Drop the images; return everything else in the listing below exactly.

- **Recorded data**:
■ ■ ■

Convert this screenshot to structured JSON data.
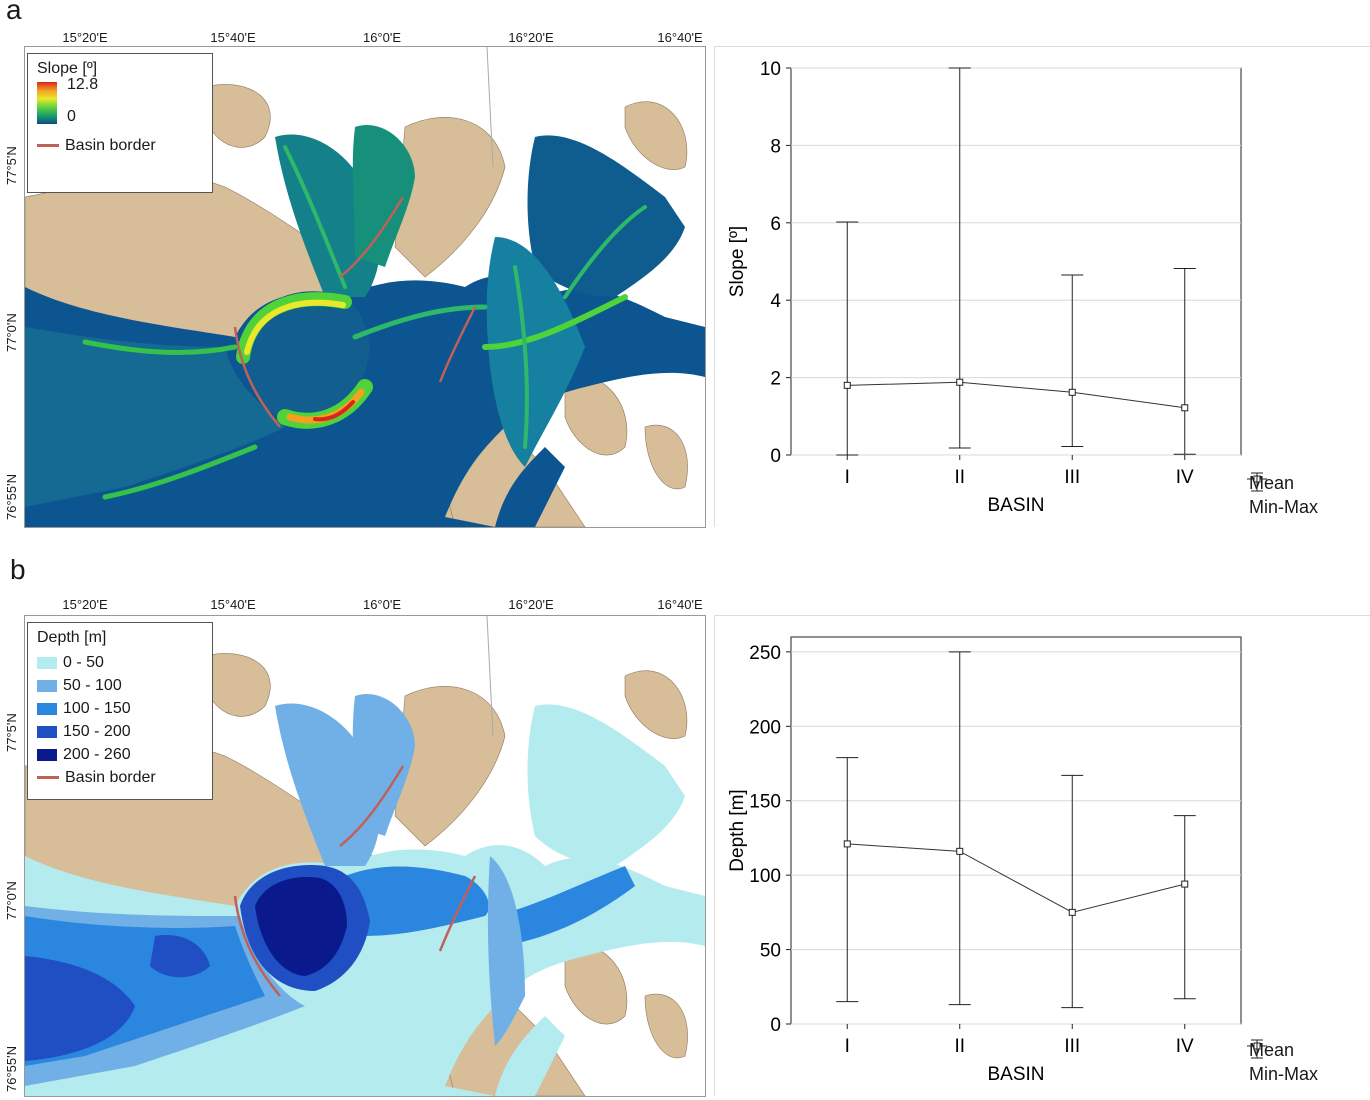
{
  "panels": [
    {
      "letter": "a",
      "longitudes": [
        "15°20'E",
        "15°40'E",
        "16°0'E",
        "16°20'E",
        "16°40'E"
      ],
      "latitudes": [
        "77°5'N",
        "77°0'N",
        "76°55'N"
      ],
      "legend": {
        "title": "Slope [º]",
        "max_label": "12.8",
        "min_label": "0",
        "border_label": "Basin border",
        "colors": [
          "#d6281b",
          "#f4a020",
          "#e9e92a",
          "#5fd23c",
          "#18a06b",
          "#0b4c84"
        ],
        "border_color": "#c0605a"
      },
      "chart_data": {
        "type": "scatter",
        "categories": [
          "I",
          "II",
          "III",
          "IV"
        ],
        "mean": [
          1.8,
          1.88,
          1.62,
          1.22
        ],
        "min": [
          0,
          0.18,
          0.22,
          0.02
        ],
        "max": [
          6.02,
          10,
          4.65,
          4.82
        ],
        "ylim": [
          0,
          10
        ],
        "yticks": [
          "0",
          "2",
          "4",
          "6",
          "8",
          "10"
        ],
        "xlabel": "BASIN",
        "ylabel": "Slope [º]",
        "legend_labels": [
          "Mean",
          "Min-Max"
        ]
      }
    },
    {
      "letter": "b",
      "longitudes": [
        "15°20'E",
        "15°40'E",
        "16°0'E",
        "16°20'E",
        "16°40'E"
      ],
      "latitudes": [
        "77°5'N",
        "77°0'N",
        "76°55'N"
      ],
      "legend": {
        "title": "Depth [m]",
        "classes": [
          {
            "label": "0 - 50",
            "color": "#b3ebee"
          },
          {
            "label": "50 - 100",
            "color": "#71b0e6"
          },
          {
            "label": "100 - 150",
            "color": "#2b86e0"
          },
          {
            "label": "150 - 200",
            "color": "#1f4fc2"
          },
          {
            "label": "200 - 260",
            "color": "#0a1a8c"
          }
        ],
        "border_label": "Basin border",
        "border_color": "#c0605a"
      },
      "chart_data": {
        "type": "scatter",
        "categories": [
          "I",
          "II",
          "III",
          "IV"
        ],
        "mean": [
          121,
          116,
          75,
          94
        ],
        "min": [
          15,
          13,
          11,
          17
        ],
        "max": [
          179,
          250,
          167,
          140
        ],
        "ylim": [
          0,
          260
        ],
        "yticks": [
          "0",
          "50",
          "100",
          "150",
          "200",
          "250"
        ],
        "xlabel": "BASIN",
        "ylabel": "Depth [m]",
        "legend_labels": [
          "Mean",
          "Min-Max"
        ]
      }
    }
  ],
  "land_color": "#d7bd98"
}
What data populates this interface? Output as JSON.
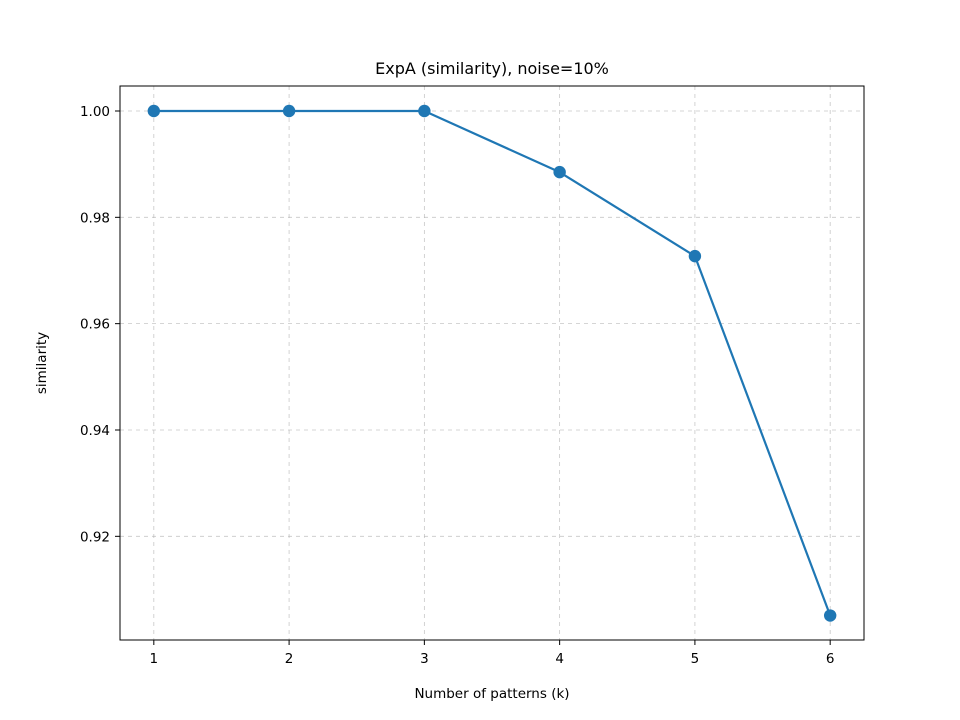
{
  "chart_data": {
    "type": "line",
    "title": "ExpA (similarity), noise=10%",
    "xlabel": "Number of patterns (k)",
    "ylabel": "similarity",
    "x": [
      1,
      2,
      3,
      4,
      5,
      6
    ],
    "series": [
      {
        "values": [
          1.0,
          1.0,
          1.0,
          0.9885,
          0.9727,
          0.9051
        ],
        "color": "#1f77b4",
        "marker": "circle"
      }
    ],
    "xticks": [
      1,
      2,
      3,
      4,
      5,
      6
    ],
    "xtick_labels": [
      "1",
      "2",
      "3",
      "4",
      "5",
      "6"
    ],
    "yticks": [
      0.92,
      0.94,
      0.96,
      0.98,
      1.0
    ],
    "ytick_labels": [
      "0.92",
      "0.94",
      "0.96",
      "0.98",
      "1.00"
    ],
    "xlim": [
      0.75,
      6.25
    ],
    "ylim": [
      0.9005,
      1.0047
    ],
    "grid": true
  }
}
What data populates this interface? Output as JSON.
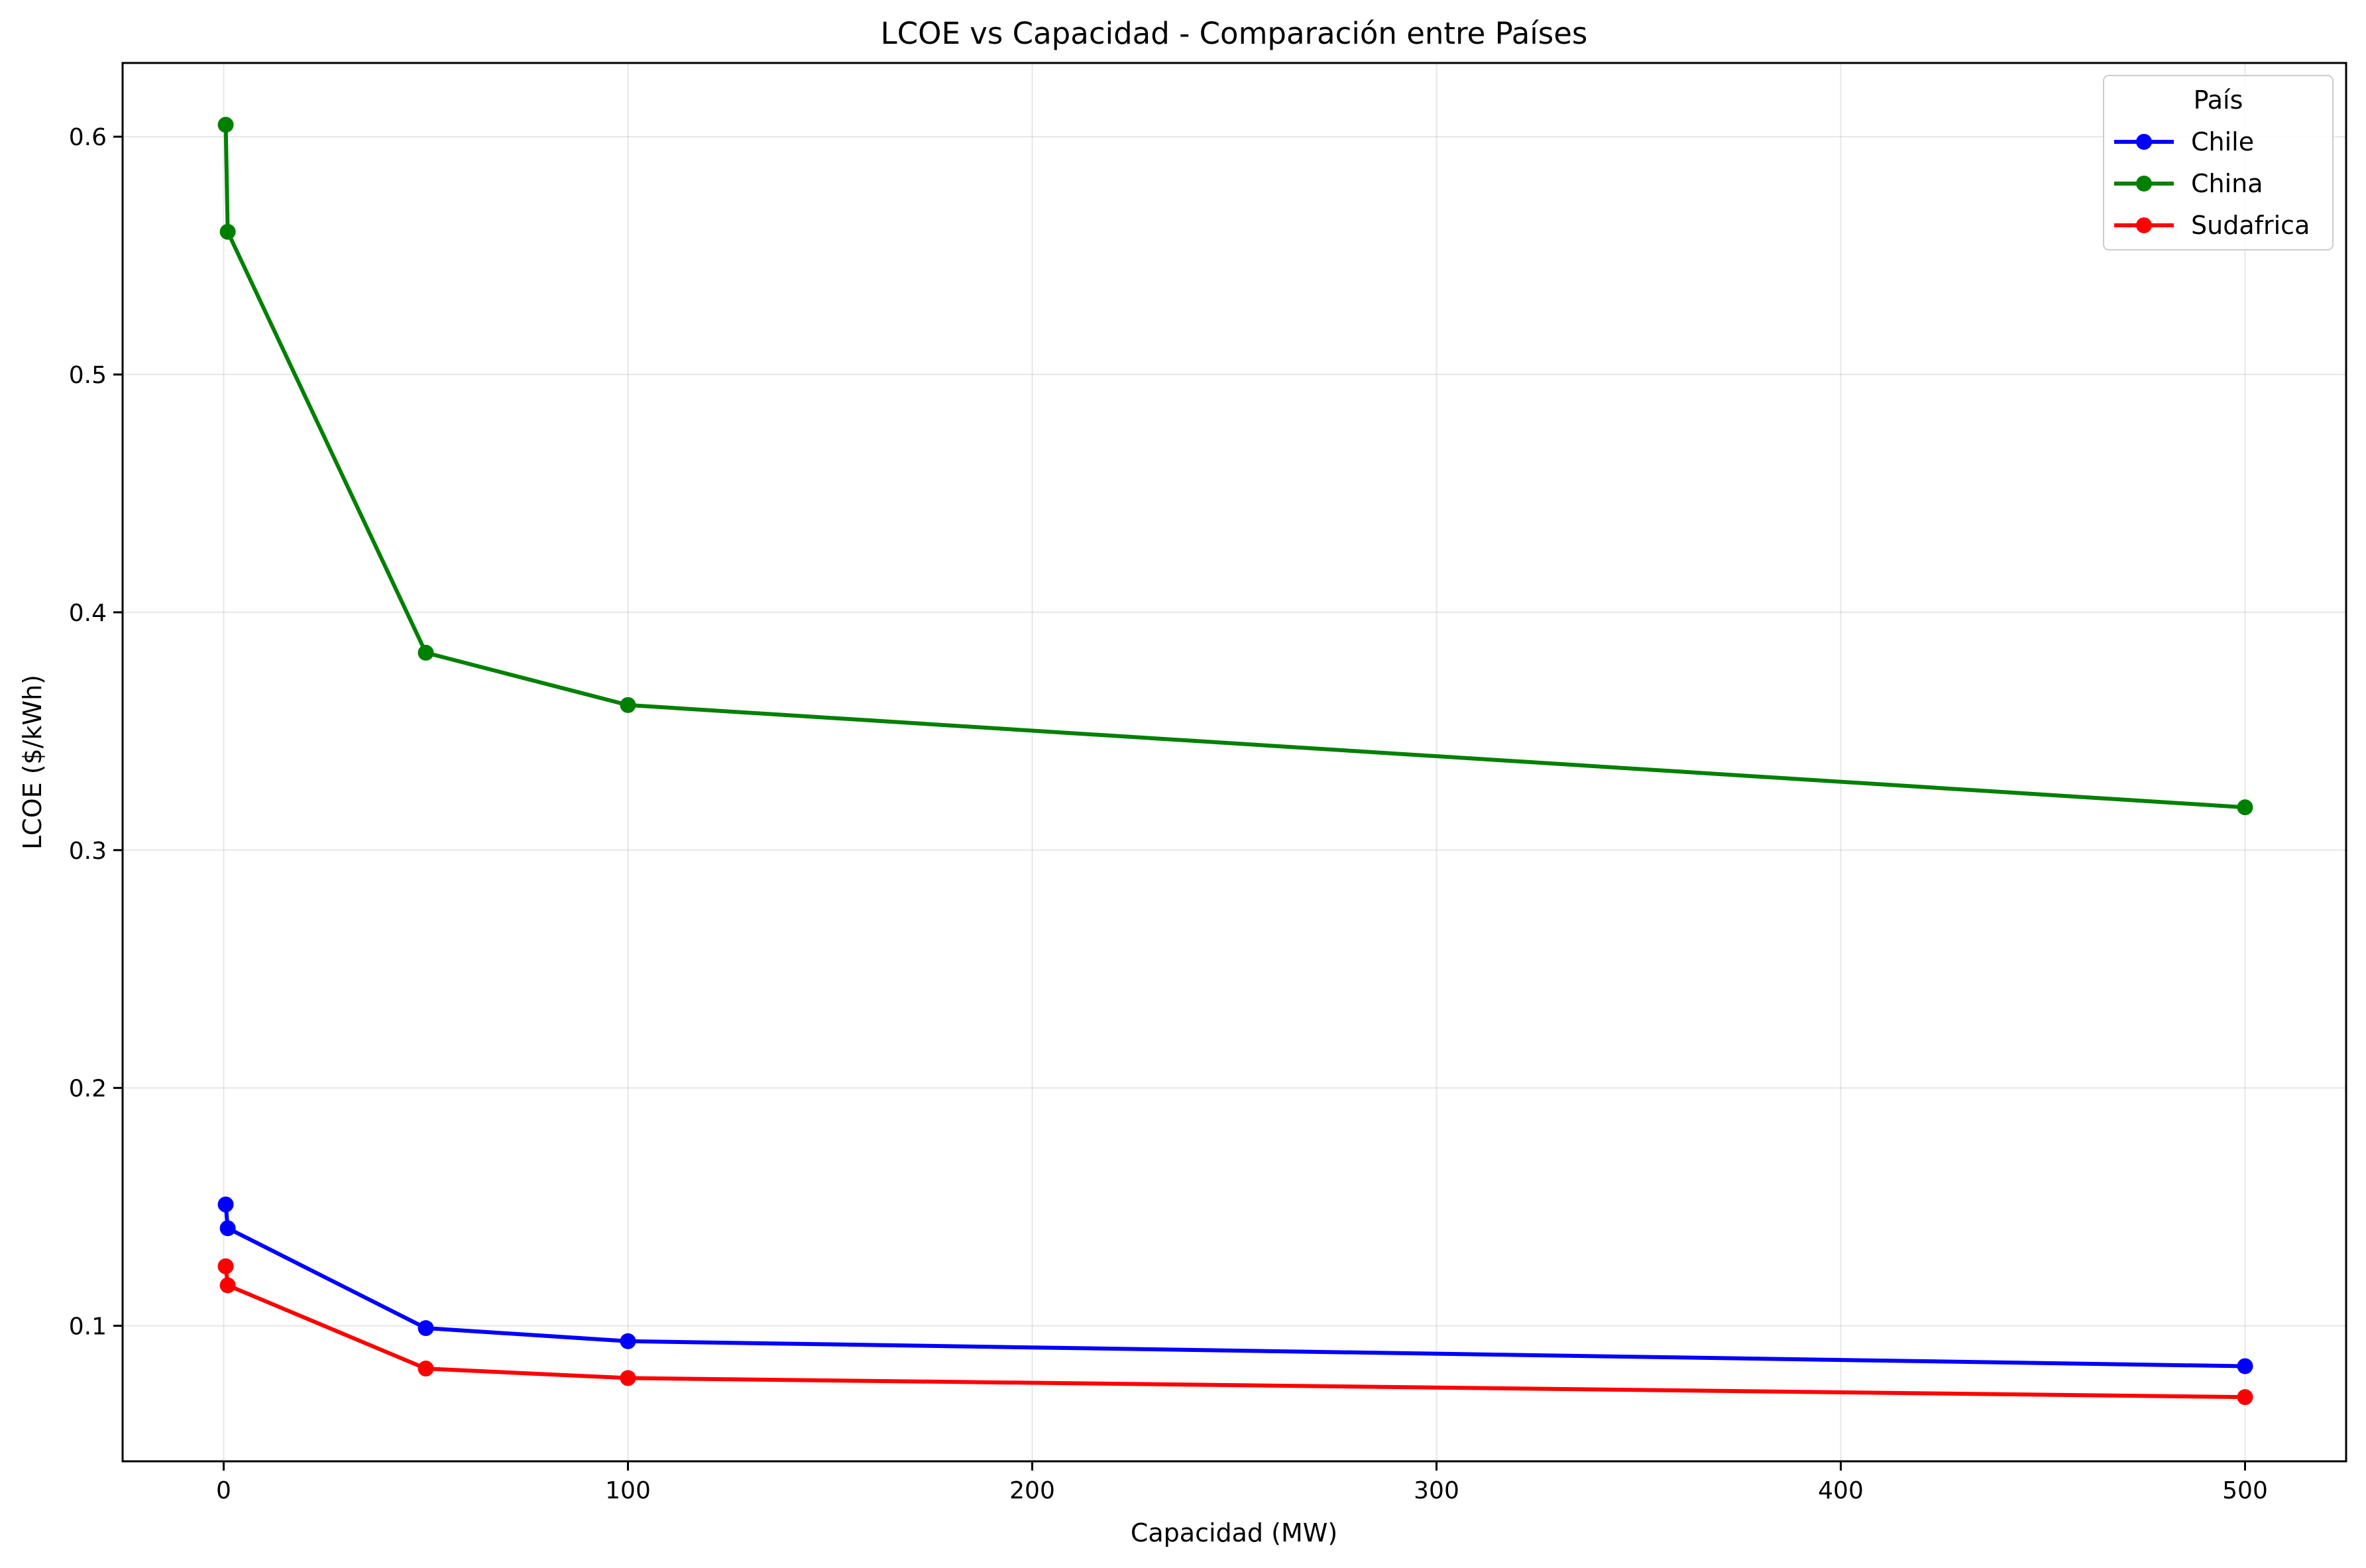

■ ■ ■

- **Exercise result**:
Convert this screenshot to structured JSON data.
{
  "panels": [
    {
      "letter": "a",
      "longitudes": [
        "15°20'E",
        "15°40'E",
        "16°0'E",
        "16°20'E",
        "16°40'E"
      ],
      "latitudes": [
        "77°5'N",
        "77°0'N",
        "76°55'N"
      ],
      "legend": {
        "title": "Slope [º]",
        "max_label": "12.8",
        "min_label": "0",
        "border_label": "Basin border",
        "colors": [
          "#d6281b",
          "#f4a020",
          "#e9e92a",
          "#5fd23c",
          "#18a06b",
          "#0b4c84"
        ],
        "border_color": "#c0605a"
      },
      "chart_data": {
        "type": "scatter",
        "categories": [
          "I",
          "II",
          "III",
          "IV"
        ],
        "mean": [
          1.8,
          1.88,
          1.62,
          1.22
        ],
        "min": [
          0,
          0.18,
          0.22,
          0.02
        ],
        "max": [
          6.02,
          10,
          4.65,
          4.82
        ],
        "ylim": [
          0,
          10
        ],
        "yticks": [
          "0",
          "2",
          "4",
          "6",
          "8",
          "10"
        ],
        "xlabel": "BASIN",
        "ylabel": "Slope [º]",
        "legend_labels": [
          "Mean",
          "Min-Max"
        ]
      }
    },
    {
      "letter": "b",
      "longitudes": [
        "15°20'E",
        "15°40'E",
        "16°0'E",
        "16°20'E",
        "16°40'E"
      ],
      "latitudes": [
        "77°5'N",
        "77°0'N",
        "76°55'N"
      ],
      "legend": {
        "title": "Depth [m]",
        "classes": [
          {
            "label": "0 - 50",
            "color": "#b3ebee"
          },
          {
            "label": "50 - 100",
            "color": "#71b0e6"
          },
          {
            "label": "100 - 150",
            "color": "#2b86e0"
          },
          {
            "label": "150 - 200",
            "color": "#1f4fc2"
          },
          {
            "label": "200 - 260",
            "color": "#0a1a8c"
          }
        ],
        "border_label": "Basin border",
        "border_color": "#c0605a"
      },
      "chart_data": {
        "type": "scatter",
        "categories": [
          "I",
          "II",
          "III",
          "IV"
        ],
        "mean": [
          121,
          116,
          75,
          94
        ],
        "min": [
          15,
          13,
          11,
          17
        ],
        "max": [
          179,
          250,
          167,
          140
        ],
        "ylim": [
          0,
          260
        ],
        "yticks": [
          "0",
          "50",
          "100",
          "150",
          "200",
          "250"
        ],
        "xlabel": "BASIN",
        "ylabel": "Depth [m]",
        "legend_labels": [
          "Mean",
          "Min-Max"
        ]
      }
    }
  ],
  "land_color": "#d7bd98"
}
What data populates this interface? Output as JSON.
{
  "chart_data": {
    "type": "line",
    "title": "ExpA (similarity), noise=10%",
    "xlabel": "Number of patterns (k)",
    "ylabel": "similarity",
    "x": [
      1,
      2,
      3,
      4,
      5,
      6
    ],
    "series": [
      {
        "values": [
          1.0,
          1.0,
          1.0,
          0.9885,
          0.9727,
          0.9051
        ],
        "color": "#1f77b4",
        "marker": "circle"
      }
    ],
    "xticks": [
      1,
      2,
      3,
      4,
      5,
      6
    ],
    "xtick_labels": [
      "1",
      "2",
      "3",
      "4",
      "5",
      "6"
    ],
    "yticks": [
      0.92,
      0.94,
      0.96,
      0.98,
      1.0
    ],
    "ytick_labels": [
      "0.92",
      "0.94",
      "0.96",
      "0.98",
      "1.00"
    ],
    "xlim": [
      0.75,
      6.25
    ],
    "ylim": [
      0.9005,
      1.0047
    ],
    "grid": true
  }
}
What data populates this interface? Output as JSON.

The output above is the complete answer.